◆ GOAL OF THE EXERCISE
Copy each line that has the string "Donna" somewhere in it.

◆ ROWS
## BEGIN

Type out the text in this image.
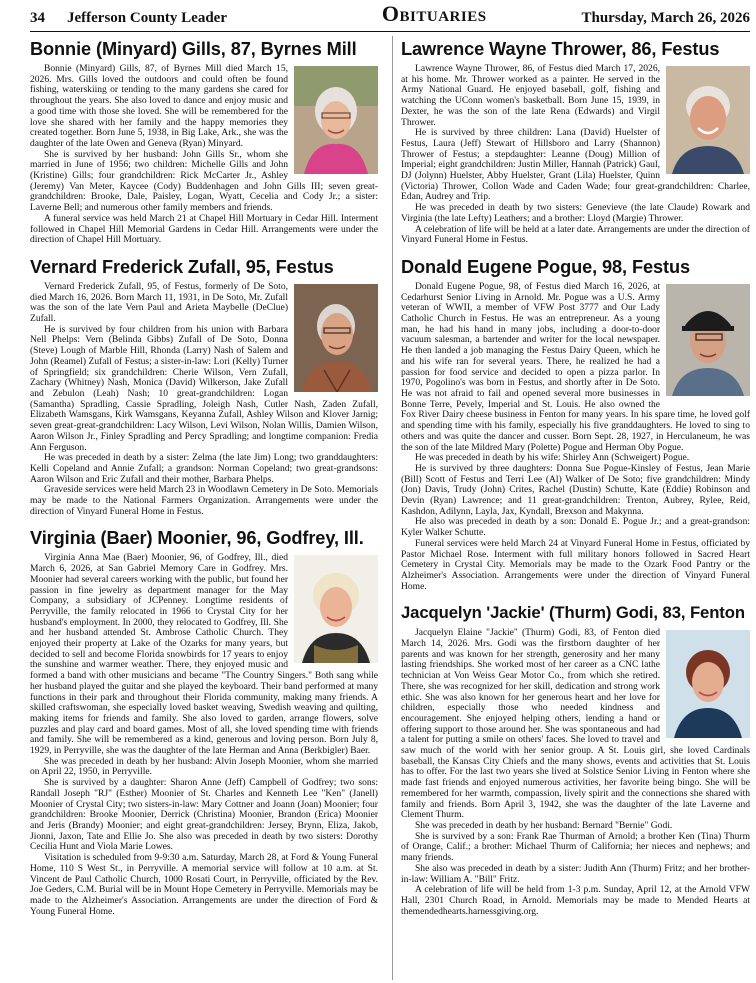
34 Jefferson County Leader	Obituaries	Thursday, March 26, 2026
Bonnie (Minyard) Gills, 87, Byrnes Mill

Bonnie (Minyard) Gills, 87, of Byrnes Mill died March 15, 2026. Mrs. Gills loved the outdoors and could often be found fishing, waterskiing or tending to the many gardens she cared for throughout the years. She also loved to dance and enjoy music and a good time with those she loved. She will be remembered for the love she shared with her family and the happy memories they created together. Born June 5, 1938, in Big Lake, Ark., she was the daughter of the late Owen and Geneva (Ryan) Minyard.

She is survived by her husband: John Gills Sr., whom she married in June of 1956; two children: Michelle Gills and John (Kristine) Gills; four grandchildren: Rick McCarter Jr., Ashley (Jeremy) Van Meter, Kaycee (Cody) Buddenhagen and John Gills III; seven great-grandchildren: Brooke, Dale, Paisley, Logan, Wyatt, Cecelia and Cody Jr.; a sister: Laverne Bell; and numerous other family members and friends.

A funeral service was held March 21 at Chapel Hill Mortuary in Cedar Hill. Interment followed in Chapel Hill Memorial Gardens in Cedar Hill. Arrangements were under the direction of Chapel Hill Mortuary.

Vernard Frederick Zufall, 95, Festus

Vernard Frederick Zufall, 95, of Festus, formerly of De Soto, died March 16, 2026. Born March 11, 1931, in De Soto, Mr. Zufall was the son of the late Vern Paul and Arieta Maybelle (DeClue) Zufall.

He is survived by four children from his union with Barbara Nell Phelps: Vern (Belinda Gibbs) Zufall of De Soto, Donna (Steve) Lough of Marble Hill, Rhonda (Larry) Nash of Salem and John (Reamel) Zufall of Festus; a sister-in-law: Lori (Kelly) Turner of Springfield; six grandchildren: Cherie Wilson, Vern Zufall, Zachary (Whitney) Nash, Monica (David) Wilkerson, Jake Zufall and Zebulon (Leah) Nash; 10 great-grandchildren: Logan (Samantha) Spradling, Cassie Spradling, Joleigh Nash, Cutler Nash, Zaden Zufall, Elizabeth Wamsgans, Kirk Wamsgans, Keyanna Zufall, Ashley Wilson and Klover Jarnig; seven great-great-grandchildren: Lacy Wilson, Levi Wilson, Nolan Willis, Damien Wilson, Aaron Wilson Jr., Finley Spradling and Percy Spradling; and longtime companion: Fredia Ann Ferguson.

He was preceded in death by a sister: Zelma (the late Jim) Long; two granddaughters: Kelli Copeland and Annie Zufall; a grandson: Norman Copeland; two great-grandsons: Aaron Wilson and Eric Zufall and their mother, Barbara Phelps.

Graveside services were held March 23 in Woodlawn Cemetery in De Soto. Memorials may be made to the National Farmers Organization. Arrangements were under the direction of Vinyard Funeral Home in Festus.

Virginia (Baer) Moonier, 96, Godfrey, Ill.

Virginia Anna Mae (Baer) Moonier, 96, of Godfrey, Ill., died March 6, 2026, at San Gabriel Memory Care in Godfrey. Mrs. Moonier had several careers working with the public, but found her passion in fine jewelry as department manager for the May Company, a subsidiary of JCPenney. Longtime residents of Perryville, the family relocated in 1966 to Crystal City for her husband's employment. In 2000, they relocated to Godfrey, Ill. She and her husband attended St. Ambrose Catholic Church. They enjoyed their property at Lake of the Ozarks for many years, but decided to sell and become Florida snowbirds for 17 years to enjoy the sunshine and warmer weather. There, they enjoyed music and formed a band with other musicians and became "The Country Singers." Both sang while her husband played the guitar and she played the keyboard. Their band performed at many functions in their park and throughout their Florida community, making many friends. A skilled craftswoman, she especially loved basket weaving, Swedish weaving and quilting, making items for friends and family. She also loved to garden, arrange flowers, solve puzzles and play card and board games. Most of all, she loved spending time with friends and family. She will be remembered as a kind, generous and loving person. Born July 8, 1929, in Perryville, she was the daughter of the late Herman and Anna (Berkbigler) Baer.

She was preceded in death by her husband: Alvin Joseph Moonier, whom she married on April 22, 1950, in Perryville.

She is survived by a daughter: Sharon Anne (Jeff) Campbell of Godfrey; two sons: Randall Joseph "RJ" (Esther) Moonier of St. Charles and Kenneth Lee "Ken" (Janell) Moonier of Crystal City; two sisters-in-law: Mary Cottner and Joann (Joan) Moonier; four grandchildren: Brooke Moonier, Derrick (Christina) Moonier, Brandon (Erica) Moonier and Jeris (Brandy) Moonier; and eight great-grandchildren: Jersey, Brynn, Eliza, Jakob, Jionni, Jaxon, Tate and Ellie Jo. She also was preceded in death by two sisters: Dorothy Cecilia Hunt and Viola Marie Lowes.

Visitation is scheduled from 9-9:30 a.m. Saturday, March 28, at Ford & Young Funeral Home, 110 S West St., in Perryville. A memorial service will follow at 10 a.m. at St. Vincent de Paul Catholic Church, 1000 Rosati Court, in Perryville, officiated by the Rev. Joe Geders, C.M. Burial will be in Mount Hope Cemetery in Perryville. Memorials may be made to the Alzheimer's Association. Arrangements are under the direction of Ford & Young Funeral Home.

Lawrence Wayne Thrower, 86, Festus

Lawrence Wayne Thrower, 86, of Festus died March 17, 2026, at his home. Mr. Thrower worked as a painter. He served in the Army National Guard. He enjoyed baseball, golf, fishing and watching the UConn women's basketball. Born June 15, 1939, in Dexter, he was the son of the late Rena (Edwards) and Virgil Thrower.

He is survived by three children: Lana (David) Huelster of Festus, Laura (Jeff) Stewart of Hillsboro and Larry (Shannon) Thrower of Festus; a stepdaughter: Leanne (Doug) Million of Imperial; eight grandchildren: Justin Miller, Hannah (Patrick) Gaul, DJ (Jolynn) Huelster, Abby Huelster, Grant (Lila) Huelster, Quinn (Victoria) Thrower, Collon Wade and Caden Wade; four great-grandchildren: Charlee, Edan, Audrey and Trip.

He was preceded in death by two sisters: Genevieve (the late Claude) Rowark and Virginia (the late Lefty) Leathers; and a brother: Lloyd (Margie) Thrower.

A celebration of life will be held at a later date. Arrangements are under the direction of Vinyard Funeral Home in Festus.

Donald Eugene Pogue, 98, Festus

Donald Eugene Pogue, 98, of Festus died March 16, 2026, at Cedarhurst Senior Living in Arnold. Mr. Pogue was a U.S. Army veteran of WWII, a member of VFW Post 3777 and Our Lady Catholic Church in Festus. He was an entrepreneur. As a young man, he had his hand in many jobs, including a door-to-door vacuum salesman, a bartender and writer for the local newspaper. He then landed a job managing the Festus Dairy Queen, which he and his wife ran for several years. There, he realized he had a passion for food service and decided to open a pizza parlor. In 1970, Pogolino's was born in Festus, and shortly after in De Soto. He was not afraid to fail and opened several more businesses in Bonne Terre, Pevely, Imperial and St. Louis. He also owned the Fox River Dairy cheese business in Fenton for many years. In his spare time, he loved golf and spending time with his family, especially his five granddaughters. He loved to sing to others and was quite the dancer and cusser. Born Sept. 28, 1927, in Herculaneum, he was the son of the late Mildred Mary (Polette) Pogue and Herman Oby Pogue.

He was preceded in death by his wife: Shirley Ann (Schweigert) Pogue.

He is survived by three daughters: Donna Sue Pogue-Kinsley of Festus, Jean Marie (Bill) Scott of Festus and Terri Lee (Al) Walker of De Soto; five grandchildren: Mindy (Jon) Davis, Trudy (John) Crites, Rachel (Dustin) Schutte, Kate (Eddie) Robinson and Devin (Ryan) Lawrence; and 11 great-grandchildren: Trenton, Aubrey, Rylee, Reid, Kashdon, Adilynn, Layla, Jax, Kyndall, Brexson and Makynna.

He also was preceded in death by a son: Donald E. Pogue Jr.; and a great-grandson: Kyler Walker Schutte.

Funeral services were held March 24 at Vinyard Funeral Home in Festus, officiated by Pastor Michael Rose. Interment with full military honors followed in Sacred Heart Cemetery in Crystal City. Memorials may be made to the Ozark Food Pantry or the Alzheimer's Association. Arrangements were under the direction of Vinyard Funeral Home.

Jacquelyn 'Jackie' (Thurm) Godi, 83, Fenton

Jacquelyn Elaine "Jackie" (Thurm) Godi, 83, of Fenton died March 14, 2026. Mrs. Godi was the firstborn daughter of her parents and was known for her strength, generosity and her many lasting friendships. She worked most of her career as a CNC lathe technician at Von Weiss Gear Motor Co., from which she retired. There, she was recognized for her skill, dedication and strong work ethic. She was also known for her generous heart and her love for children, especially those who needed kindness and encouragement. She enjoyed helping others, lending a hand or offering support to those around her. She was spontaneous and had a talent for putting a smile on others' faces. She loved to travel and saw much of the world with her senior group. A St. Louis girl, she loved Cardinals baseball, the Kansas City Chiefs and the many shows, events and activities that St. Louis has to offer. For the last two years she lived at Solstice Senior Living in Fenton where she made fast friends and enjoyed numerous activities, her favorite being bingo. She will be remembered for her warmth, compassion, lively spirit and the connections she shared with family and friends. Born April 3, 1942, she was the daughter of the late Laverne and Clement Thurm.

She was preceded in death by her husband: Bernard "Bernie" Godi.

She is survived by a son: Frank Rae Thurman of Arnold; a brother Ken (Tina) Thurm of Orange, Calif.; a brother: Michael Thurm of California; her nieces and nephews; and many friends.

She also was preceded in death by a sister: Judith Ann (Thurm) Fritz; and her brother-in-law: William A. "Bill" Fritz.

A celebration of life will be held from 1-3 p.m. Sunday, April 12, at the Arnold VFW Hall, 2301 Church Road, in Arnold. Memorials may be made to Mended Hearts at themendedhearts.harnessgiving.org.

## END

◆ TASK OUTPUT
He is survived by four children from his union with Barbara Nell Phelps: Vern (Belinda Gibbs) Zufall of De Soto, Donna (Steve) Lough of Marble Hill, Rhonda (Larry) Nash of Salem and John (Reamel) Zufall of Festus; a sister-in-law: Lori (Kelly) Turner of Springfield; six grandchildren: Cherie Wilson, Vern Zufall, Zachary (Whitney) Nash, Monica (David) Wilkerson, Jake Zufall and Zebulon (Leah) Nash; 10 great-grandchildren: Logan (Samantha) Spradling, Cassie Spradling, Joleigh Nash, Cutler Nash, Zaden Zufall, Elizabeth Wamsgans, Kirk Wamsgans, Keyanna Zufall, Ashley Wilson and Klover Jarnig; seven great-great-grandchildren: Lacy Wilson, Levi Wilson, Nolan Willis, Damien Wilson, Aaron Wilson Jr., Finley Spradling and Percy Spradling; and longtime companion: Fredia Ann Ferguson.
He is survived by three daughters: Donna Sue Pogue-Kinsley of Festus, Jean Marie (Bill) Scott of Festus and Terri Lee (Al) Walker of De Soto; five grandchildren: Mindy (Jon) Davis, Trudy (John) Crites, Rachel (Dustin) Schutte, Kate (Eddie) Robinson and Devin (Ryan) Lawrence; and 11 great-grandchildren: Trenton, Aubrey, Rylee, Reid, Kashdon, Adilynn, Layla, Jax, Kyndall, Brexson and Makynna.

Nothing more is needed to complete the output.